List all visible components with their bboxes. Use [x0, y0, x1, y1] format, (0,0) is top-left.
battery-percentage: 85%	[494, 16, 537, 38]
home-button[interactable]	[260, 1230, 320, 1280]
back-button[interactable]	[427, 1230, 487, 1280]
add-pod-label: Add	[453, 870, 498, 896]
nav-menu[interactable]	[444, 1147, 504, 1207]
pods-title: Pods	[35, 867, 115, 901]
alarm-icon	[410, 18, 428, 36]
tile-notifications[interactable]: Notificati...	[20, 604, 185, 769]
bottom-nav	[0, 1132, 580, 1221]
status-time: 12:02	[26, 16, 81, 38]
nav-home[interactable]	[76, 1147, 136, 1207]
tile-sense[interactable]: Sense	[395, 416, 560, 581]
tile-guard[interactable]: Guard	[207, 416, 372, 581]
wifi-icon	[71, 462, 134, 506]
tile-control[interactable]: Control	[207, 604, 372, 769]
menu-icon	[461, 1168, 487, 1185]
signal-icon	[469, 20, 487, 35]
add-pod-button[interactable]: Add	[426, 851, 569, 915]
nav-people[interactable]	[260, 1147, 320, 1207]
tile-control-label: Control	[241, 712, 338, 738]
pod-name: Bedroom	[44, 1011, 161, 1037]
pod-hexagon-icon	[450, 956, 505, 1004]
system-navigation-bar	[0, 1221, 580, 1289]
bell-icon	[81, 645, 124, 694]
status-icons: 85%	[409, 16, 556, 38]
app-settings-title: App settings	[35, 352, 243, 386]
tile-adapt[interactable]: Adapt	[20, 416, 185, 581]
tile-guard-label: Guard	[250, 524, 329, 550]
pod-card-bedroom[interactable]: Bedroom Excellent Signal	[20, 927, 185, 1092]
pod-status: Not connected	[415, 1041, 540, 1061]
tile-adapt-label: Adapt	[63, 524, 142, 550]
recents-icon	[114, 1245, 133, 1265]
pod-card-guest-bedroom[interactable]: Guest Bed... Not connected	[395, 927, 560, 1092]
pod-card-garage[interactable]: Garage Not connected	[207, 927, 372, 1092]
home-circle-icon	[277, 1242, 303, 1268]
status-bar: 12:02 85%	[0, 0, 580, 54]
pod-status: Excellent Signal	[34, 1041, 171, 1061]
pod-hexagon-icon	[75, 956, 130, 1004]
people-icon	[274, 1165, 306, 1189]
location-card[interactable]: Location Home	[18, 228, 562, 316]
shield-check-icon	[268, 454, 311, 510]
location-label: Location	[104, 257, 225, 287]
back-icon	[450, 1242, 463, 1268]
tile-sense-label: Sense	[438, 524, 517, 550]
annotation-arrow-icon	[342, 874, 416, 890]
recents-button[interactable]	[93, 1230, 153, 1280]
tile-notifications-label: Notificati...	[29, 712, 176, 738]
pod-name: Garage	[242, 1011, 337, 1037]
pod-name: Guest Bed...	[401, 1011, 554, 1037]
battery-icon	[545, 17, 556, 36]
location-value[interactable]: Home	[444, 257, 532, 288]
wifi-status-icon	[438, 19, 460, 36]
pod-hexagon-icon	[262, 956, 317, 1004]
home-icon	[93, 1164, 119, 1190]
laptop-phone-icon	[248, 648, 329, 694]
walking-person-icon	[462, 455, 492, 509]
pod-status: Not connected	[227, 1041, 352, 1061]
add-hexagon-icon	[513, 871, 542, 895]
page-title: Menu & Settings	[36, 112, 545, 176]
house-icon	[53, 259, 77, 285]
■ ■ ■ ■ ■
Problem statement »
Retype the records word for word, beginning with the first line and stopping after the line that contains "524, 329, 550]".

Response »
List all visible components with their bboxes. Use [x0, y0, x1, y1] format, (0,0) is top-left.
battery-percentage: 85%	[494, 16, 537, 38]
home-button[interactable]	[260, 1230, 320, 1280]
back-button[interactable]	[427, 1230, 487, 1280]
add-pod-label: Add	[453, 870, 498, 896]
nav-menu[interactable]	[444, 1147, 504, 1207]
pods-title: Pods	[35, 867, 115, 901]
alarm-icon	[410, 18, 428, 36]
tile-notifications[interactable]: Notificati...	[20, 604, 185, 769]
bottom-nav	[0, 1132, 580, 1221]
status-time: 12:02	[26, 16, 81, 38]
nav-home[interactable]	[76, 1147, 136, 1207]
tile-sense[interactable]: Sense	[395, 416, 560, 581]
tile-guard[interactable]: Guard	[207, 416, 372, 581]
wifi-icon	[71, 462, 134, 506]
tile-control[interactable]: Control	[207, 604, 372, 769]
menu-icon	[461, 1168, 487, 1185]
signal-icon	[469, 20, 487, 35]
add-pod-button[interactable]: Add	[426, 851, 569, 915]
nav-people[interactable]	[260, 1147, 320, 1207]
tile-control-label: Control	[241, 712, 338, 738]
pod-name: Bedroom	[44, 1011, 161, 1037]
pod-hexagon-icon	[450, 956, 505, 1004]
system-navigation-bar	[0, 1221, 580, 1289]
bell-icon	[81, 645, 124, 694]
status-icons: 85%	[409, 16, 556, 38]
app-settings-title: App settings	[35, 352, 243, 386]
tile-adapt[interactable]: Adapt	[20, 416, 185, 581]
tile-guard-label: Guard	[250, 524, 329, 550]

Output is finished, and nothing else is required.